─── ENTRIES
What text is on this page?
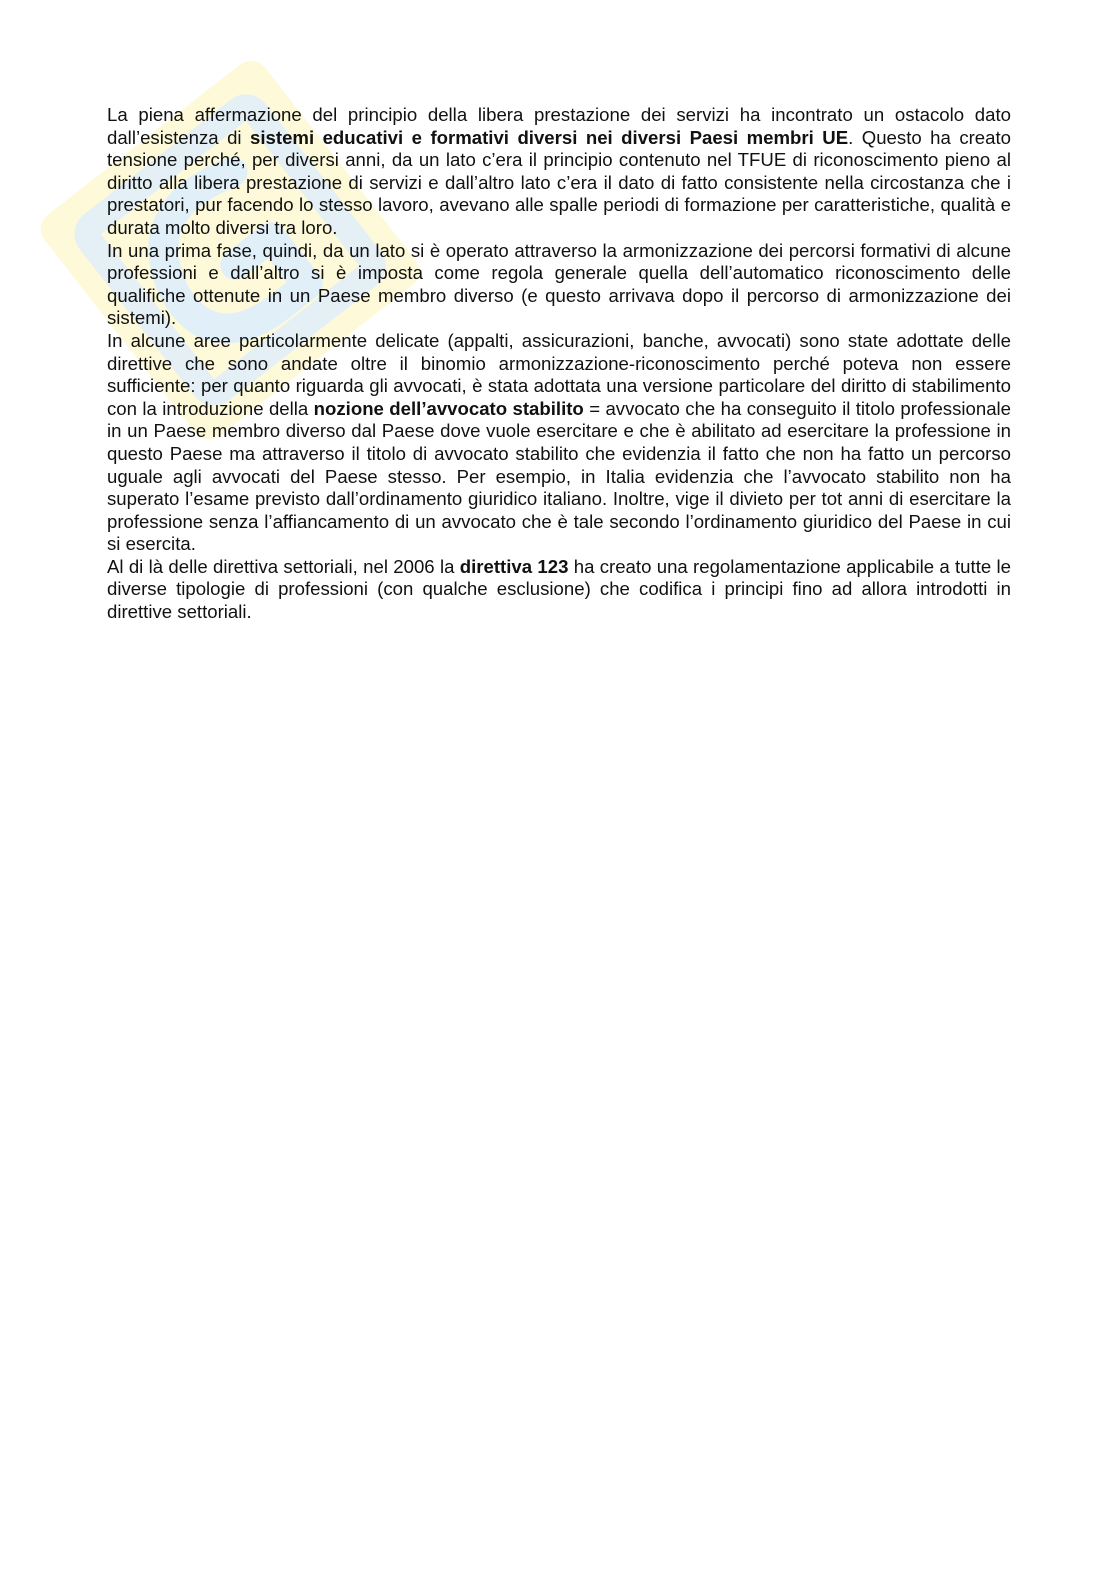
La piena affermazione del principio della libera prestazione dei servizi ha incontrato un ostacolo dato dall’esistenza di sistemi educativi e formativi diversi nei diversi Paesi membri UE. Questo ha creato tensione perché, per diversi anni, da un lato c’era il principio contenuto nel TFUE di riconoscimento pieno al diritto alla libera prestazione di servizi e dall’altro lato c’era il dato di fatto consistente nella circostanza che i prestatori, pur facendo lo stesso lavoro, avevano alle spalle periodi di formazione per caratteristiche, qualità e durata molto diversi tra loro.

In una prima fase, quindi, da un lato si è operato attraverso la armonizzazione dei percorsi formativi di alcune professioni e dall’altro si è imposta come regola generale quella dell’automatico riconoscimento delle qualifiche ottenute in un Paese membro diverso (e questo arrivava dopo il percorso di armonizzazione dei sistemi).

In alcune aree particolarmente delicate (appalti, assicurazioni, banche, avvocati) sono state adottate delle direttive che sono andate oltre il binomio armonizzazione-riconoscimento perché poteva non essere sufficiente: per quanto riguarda gli avvocati, è stata adottata una versione particolare del diritto di stabilimento con la introduzione della nozione dell’avvocato stabilito = avvocato che ha conseguito il titolo professionale in un Paese membro diverso dal Paese dove vuole esercitare e che è abilitato ad esercitare la professione in questo Paese ma attraverso il titolo di avvocato stabilito che evidenzia il fatto che non ha fatto un percorso uguale agli avvocati del Paese stesso. Per esempio, in Italia evidenzia che l’avvocato stabilito non ha superato l’esame previsto dall’ordinamento giuridico italiano. Inoltre, vige il divieto per tot anni di esercitare la professione senza l’affiancamento di un avvocato che è tale secondo l’ordinamento giuridico del Paese in cui si esercita.

Al di là delle direttiva settoriali, nel 2006 la direttiva 123 ha creato una regolamentazione applicabile a tutte le diverse tipologie di professioni (con qualche esclusione) che codifica i principi fino ad allora introdotti in direttive settoriali.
──────
▸ **EXERCISE DESCRIPTION**
Leaving out the pictures, repeat the data above exactly.

▸ **ANSWER TO THIS TASK**
What text is on this page?
La piena affermazione del principio della libera prestazione dei servizi ha incontrato un ostacolo dato dall’esistenza di sistemi educativi e formativi diversi nei diversi Paesi membri UE. Questo ha creato tensione perché, per diversi anni, da un lato c’era il principio contenuto nel TFUE di riconoscimento pieno al diritto alla libera prestazione di servizi e dall’altro lato c’era il dato di fatto consistente nella circostanza che i prestatori, pur facendo lo stesso lavoro, avevano alle spalle periodi di formazione per caratteristiche, qualità e durata molto diversi tra loro.

In una prima fase, quindi, da un lato si è operato attraverso la armonizzazione dei percorsi formativi di alcune professioni e dall’altro si è imposta come regola generale quella dell’automatico riconoscimento delle qualifiche ottenute in un Paese membro diverso (e questo arrivava dopo il percorso di armonizzazione dei sistemi).

In alcune aree particolarmente delicate (appalti, assicurazioni, banche, avvocati) sono state adottate delle direttive che sono andate oltre il binomio armonizzazione-riconoscimento perché poteva non essere sufficiente: per quanto riguarda gli avvocati, è stata adottata una versione particolare del diritto di stabilimento con la introduzione della nozione dell’avvocato stabilito = avvocato che ha conseguito il titolo professionale in un Paese membro diverso dal Paese dove vuole esercitare e che è abilitato ad esercitare la professione in questo Paese ma attraverso il titolo di avvocato stabilito che evidenzia il fatto che non ha fatto un percorso uguale agli avvocati del Paese stesso. Per esempio, in Italia evidenzia che l’avvocato stabilito non ha superato l’esame previsto dall’ordinamento giuridico italiano. Inoltre, vige il divieto per tot anni di esercitare la professione senza l’affiancamento di un avvocato che è tale secondo l’ordinamento giuridico del Paese in cui si esercita.

Al di là delle direttiva settoriali, nel 2006 la direttiva 123 ha creato una regolamentazione applicabile a tutte le diverse tipologie di professioni (con qualche esclusione) che codifica i principi fino ad allora introdotti in direttive settoriali.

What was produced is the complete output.